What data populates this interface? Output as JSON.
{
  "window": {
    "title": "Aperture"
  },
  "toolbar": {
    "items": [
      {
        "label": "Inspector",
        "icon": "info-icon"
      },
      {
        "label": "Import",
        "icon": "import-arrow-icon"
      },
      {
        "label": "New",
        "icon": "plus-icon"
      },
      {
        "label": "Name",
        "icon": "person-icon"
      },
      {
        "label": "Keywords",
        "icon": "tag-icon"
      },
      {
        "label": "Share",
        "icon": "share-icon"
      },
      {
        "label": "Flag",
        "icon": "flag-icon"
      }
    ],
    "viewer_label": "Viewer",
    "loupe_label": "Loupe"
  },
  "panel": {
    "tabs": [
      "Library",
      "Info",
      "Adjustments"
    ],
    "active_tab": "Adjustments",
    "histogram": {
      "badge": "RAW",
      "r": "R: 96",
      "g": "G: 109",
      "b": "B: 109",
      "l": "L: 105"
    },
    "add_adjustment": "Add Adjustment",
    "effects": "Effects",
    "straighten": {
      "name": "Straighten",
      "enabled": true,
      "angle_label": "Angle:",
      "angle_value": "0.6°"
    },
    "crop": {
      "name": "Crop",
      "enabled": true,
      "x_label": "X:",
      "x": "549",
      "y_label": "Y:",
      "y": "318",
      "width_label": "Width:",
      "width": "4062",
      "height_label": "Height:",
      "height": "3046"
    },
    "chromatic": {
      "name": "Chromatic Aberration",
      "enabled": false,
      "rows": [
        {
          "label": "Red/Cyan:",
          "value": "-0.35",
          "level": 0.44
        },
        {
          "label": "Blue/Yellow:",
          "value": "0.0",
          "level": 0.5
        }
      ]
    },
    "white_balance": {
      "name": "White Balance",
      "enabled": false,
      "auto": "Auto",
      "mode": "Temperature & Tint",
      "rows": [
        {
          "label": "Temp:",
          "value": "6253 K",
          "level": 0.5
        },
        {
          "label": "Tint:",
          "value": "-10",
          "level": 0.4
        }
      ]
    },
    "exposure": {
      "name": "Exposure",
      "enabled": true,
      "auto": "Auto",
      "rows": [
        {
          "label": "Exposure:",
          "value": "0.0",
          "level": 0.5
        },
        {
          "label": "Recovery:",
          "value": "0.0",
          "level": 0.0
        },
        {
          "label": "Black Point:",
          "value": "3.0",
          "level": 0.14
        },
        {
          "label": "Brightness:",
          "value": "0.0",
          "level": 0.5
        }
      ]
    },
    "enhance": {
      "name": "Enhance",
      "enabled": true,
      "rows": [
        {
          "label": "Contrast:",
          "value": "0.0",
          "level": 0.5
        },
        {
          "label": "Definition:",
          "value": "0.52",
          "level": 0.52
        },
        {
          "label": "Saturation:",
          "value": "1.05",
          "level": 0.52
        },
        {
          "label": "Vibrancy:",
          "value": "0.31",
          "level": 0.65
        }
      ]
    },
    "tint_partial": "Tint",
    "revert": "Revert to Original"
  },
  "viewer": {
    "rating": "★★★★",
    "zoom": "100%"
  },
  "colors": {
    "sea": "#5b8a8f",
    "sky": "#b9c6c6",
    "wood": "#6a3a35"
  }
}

※ ※ ※

* **What is required**
Exactly reproduce every record.

* **Worked answer**
What data populates this interface? Output as JSON.
{
  "window": {
    "title": "Aperture"
  },
  "toolbar": {
    "items": [
      {
        "label": "Inspector",
        "icon": "info-icon"
      },
      {
        "label": "Import",
        "icon": "import-arrow-icon"
      },
      {
        "label": "New",
        "icon": "plus-icon"
      },
      {
        "label": "Name",
        "icon": "person-icon"
      },
      {
        "label": "Keywords",
        "icon": "tag-icon"
      },
      {
        "label": "Share",
        "icon": "share-icon"
      },
      {
        "label": "Flag",
        "icon": "flag-icon"
      }
    ],
    "viewer_label": "Viewer",
    "loupe_label": "Loupe"
  },
  "panel": {
    "tabs": [
      "Library",
      "Info",
      "Adjustments"
    ],
    "active_tab": "Adjustments",
    "histogram": {
      "badge": "RAW",
      "r": "R: 96",
      "g": "G: 109",
      "b": "B: 109",
      "l": "L: 105"
    },
    "add_adjustment": "Add Adjustment",
    "effects": "Effects",
    "straighten": {
      "name": "Straighten",
      "enabled": true,
      "angle_label": "Angle:",
      "angle_value": "0.6°"
    },
    "crop": {
      "name": "Crop",
      "enabled": true,
      "x_label": "X:",
      "x": "549",
      "y_label": "Y:",
      "y": "318",
      "width_label": "Width:",
      "width": "4062",
      "height_label": "Height:",
      "height": "3046"
    },
    "chromatic": {
      "name": "Chromatic Aberration",
      "enabled": false,
      "rows": [
        {
          "label": "Red/Cyan:",
          "value": "-0.35",
          "level": 0.44
        },
        {
          "label": "Blue/Yellow:",
          "value": "0.0",
          "level": 0.5
        }
      ]
    },
    "white_balance": {
      "name": "White Balance",
      "enabled": false,
      "auto": "Auto",
      "mode": "Temperature & Tint",
      "rows": [
        {
          "label": "Temp:",
          "value": "6253 K",
          "level": 0.5
        },
        {
          "label": "Tint:",
          "value": "-10",
          "level": 0.4
        }
      ]
    },
    "exposure": {
      "name": "Exposure",
      "enabled": true,
      "auto": "Auto",
      "rows": [
        {
          "label": "Exposure:",
          "value": "0.0",
          "level": 0.5
        },
        {
          "label": "Recovery:",
          "value": "0.0",
          "level": 0.0
        },
        {
          "label": "Black Point:",
          "value": "3.0",
          "level": 0.14
        },
        {
          "label": "Brightness:",
          "value": "0.0",
          "level": 0.5
        }
      ]
    },
    "enhance": {
      "name": "Enhance",
      "enabled": true,
      "rows": [
        {
          "label": "Contrast:",
          "value": "0.0",
          "level": 0.5
        },
        {
          "label": "Definition:",
          "value": "0.52",
          "level": 0.52
        },
        {
          "label": "Saturation:",
          "value": "1.05",
          "level": 0.52
        },
        {
          "label": "Vibrancy:",
          "value": "0.31",
          "level": 0.65
        }
      ]
    },
    "tint_partial": "Tint",
    "revert": "Revert to Original"
  },
  "viewer": {
    "rating": "★★★★",
    "zoom": "100%"
  },
  "colors": {
    "sea": "#5b8a8f",
    "sky": "#b9c6c6",
    "wood": "#6a3a35"
  }
}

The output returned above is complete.